- Task goal
Copy each line exactly. Leave nothing out.

- Data to process
====

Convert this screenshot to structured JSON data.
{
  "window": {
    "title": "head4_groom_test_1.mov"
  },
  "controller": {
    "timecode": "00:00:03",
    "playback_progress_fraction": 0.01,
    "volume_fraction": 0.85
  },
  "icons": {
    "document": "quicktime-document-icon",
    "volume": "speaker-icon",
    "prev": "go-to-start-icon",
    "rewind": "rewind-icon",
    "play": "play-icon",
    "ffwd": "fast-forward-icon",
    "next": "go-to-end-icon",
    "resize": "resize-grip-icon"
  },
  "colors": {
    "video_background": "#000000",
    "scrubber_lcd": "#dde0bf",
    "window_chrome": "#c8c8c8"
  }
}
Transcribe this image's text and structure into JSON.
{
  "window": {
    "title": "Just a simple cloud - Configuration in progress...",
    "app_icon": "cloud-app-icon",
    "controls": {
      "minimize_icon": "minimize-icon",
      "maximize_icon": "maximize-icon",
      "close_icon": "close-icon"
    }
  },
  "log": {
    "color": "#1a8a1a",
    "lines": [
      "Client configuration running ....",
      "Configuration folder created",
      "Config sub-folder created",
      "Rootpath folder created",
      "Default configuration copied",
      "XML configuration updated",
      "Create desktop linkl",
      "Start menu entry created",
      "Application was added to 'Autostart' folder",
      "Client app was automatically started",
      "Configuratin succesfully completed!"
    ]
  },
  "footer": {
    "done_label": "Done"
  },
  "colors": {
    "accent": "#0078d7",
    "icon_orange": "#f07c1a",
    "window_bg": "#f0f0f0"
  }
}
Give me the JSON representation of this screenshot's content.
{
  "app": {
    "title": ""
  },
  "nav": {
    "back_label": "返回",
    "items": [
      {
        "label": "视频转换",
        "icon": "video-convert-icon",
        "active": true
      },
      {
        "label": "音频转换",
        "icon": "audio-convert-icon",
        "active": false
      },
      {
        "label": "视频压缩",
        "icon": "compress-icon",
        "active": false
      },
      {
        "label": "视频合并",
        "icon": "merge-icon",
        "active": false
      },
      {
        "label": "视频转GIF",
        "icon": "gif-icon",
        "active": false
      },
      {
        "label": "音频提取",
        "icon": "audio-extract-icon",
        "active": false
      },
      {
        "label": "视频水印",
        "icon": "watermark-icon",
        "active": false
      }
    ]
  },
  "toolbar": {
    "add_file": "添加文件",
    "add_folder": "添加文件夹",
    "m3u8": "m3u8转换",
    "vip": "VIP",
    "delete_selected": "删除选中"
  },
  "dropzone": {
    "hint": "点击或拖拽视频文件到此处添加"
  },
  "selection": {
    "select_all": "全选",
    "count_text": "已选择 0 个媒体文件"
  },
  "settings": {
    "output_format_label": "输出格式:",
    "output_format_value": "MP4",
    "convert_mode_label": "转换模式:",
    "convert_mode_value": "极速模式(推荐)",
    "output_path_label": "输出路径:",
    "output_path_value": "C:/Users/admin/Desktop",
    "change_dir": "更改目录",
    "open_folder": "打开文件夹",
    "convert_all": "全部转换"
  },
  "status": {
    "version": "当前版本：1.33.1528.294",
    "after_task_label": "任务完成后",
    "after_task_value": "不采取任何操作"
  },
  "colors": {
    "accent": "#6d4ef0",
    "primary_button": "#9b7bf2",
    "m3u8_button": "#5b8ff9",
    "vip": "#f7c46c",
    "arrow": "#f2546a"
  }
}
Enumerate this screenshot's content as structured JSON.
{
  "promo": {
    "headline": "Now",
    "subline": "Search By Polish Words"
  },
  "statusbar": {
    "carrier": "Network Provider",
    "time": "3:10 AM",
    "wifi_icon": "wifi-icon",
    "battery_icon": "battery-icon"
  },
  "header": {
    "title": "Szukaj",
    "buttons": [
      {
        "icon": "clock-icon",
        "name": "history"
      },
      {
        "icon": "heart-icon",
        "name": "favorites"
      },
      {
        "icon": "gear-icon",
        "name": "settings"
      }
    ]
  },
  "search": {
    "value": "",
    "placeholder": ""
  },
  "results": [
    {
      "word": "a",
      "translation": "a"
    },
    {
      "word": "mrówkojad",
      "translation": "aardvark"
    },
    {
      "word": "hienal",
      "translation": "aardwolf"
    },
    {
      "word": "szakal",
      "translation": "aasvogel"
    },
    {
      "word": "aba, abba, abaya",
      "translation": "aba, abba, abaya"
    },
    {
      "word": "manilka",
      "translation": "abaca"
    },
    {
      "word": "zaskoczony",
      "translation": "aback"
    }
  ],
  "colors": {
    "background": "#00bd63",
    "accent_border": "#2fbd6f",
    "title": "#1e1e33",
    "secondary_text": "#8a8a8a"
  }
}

====

- Task response
Convert this screenshot to structured JSON data.
{
  "window": {
    "title": "head4_groom_test_1.mov"
  },
  "controller": {
    "timecode": "00:00:03",
    "playback_progress_fraction": 0.01,
    "volume_fraction": 0.85
  },
  "icons": {
    "document": "quicktime-document-icon",
    "volume": "speaker-icon",
    "prev": "go-to-start-icon",
    "rewind": "rewind-icon",
    "play": "play-icon",
    "ffwd": "fast-forward-icon",
    "next": "go-to-end-icon",
    "resize": "resize-grip-icon"
  },
  "colors": {
    "video_background": "#000000",
    "scrubber_lcd": "#dde0bf",
    "window_chrome": "#c8c8c8"
  }
}
Transcribe this image's text and structure into JSON.
{
  "window": {
    "title": "Just a simple cloud - Configuration in progress...",
    "app_icon": "cloud-app-icon",
    "controls": {
      "minimize_icon": "minimize-icon",
      "maximize_icon": "maximize-icon",
      "close_icon": "close-icon"
    }
  },
  "log": {
    "color": "#1a8a1a",
    "lines": [
      "Client configuration running ....",
      "Configuration folder created",
      "Config sub-folder created",
      "Rootpath folder created",
      "Default configuration copied",
      "XML configuration updated",
      "Create desktop linkl",
      "Start menu entry created",
      "Application was added to 'Autostart' folder",
      "Client app was automatically started",
      "Configuratin succesfully completed!"
    ]
  },
  "footer": {
    "done_label": "Done"
  },
  "colors": {
    "accent": "#0078d7",
    "icon_orange": "#f07c1a",
    "window_bg": "#f0f0f0"
  }
}
Give me the JSON representation of this screenshot's content.
{
  "app": {
    "title": ""
  },
  "nav": {
    "back_label": "返回",
    "items": [
      {
        "label": "视频转换",
        "icon": "video-convert-icon",
        "active": true
      },
      {
        "label": "音频转换",
        "icon": "audio-convert-icon",
        "active": false
      },
      {
        "label": "视频压缩",
        "icon": "compress-icon",
        "active": false
      },
      {
        "label": "视频合并",
        "icon": "merge-icon",
        "active": false
      },
      {
        "label": "视频转GIF",
        "icon": "gif-icon",
        "active": false
      },
      {
        "label": "音频提取",
        "icon": "audio-extract-icon",
        "active": false
      },
      {
        "label": "视频水印",
        "icon": "watermark-icon",
        "active": false
      }
    ]
  },
  "toolbar": {
    "add_file": "添加文件",
    "add_folder": "添加文件夹",
    "m3u8": "m3u8转换",
    "vip": "VIP",
    "delete_selected": "删除选中"
  },
  "dropzone": {
    "hint": "点击或拖拽视频文件到此处添加"
  },
  "selection": {
    "select_all": "全选",
    "count_text": "已选择 0 个媒体文件"
  },
  "settings": {
    "output_format_label": "输出格式:",
    "output_format_value": "MP4",
    "convert_mode_label": "转换模式:",
    "convert_mode_value": "极速模式(推荐)",
    "output_path_label": "输出路径:",
    "output_path_value": "C:/Users/admin/Desktop",
    "change_dir": "更改目录",
    "open_folder": "打开文件夹",
    "convert_all": "全部转换"
  },
  "status": {
    "version": "当前版本：1.33.1528.294",
    "after_task_label": "任务完成后",
    "after_task_value": "不采取任何操作"
  },
  "colors": {
    "accent": "#6d4ef0",
    "primary_button": "#9b7bf2",
    "m3u8_button": "#5b8ff9",
    "vip": "#f7c46c",
    "arrow": "#f2546a"
  }
}
Enumerate this screenshot's content as structured JSON.
{
  "promo": {
    "headline": "Now",
    "subline": "Search By Polish Words"
  },
  "statusbar": {
    "carrier": "Network Provider",
    "time": "3:10 AM",
    "wifi_icon": "wifi-icon",
    "battery_icon": "battery-icon"
  },
  "header": {
    "title": "Szukaj",
    "buttons": [
      {
        "icon": "clock-icon",
        "name": "history"
      },
      {
        "icon": "heart-icon",
        "name": "favorites"
      },
      {
        "icon": "gear-icon",
        "name": "settings"
      }
    ]
  },
  "search": {
    "value": "",
    "placeholder": ""
  },
  "results": [
    {
      "word": "a",
      "translation": "a"
    },
    {
      "word": "mrówkojad",
      "translation": "aardvark"
    },
    {
      "word": "hienal",
      "translation": "aardwolf"
    },
    {
      "word": "szakal",
      "translation": "aasvogel"
    },
    {
      "word": "aba, abba, abaya",
      "translation": "aba, abba, abaya"
    },
    {
      "word": "manilka",
      "translation": "abaca"
    },
    {
      "word": "zaskoczony",
      "translation": "aback"
    }
  ],
  "colors": {
    "background": "#00bd63",
    "accent_border": "#2fbd6f",
    "title": "#1e1e33",
    "secondary_text": "#8a8a8a"
  }
}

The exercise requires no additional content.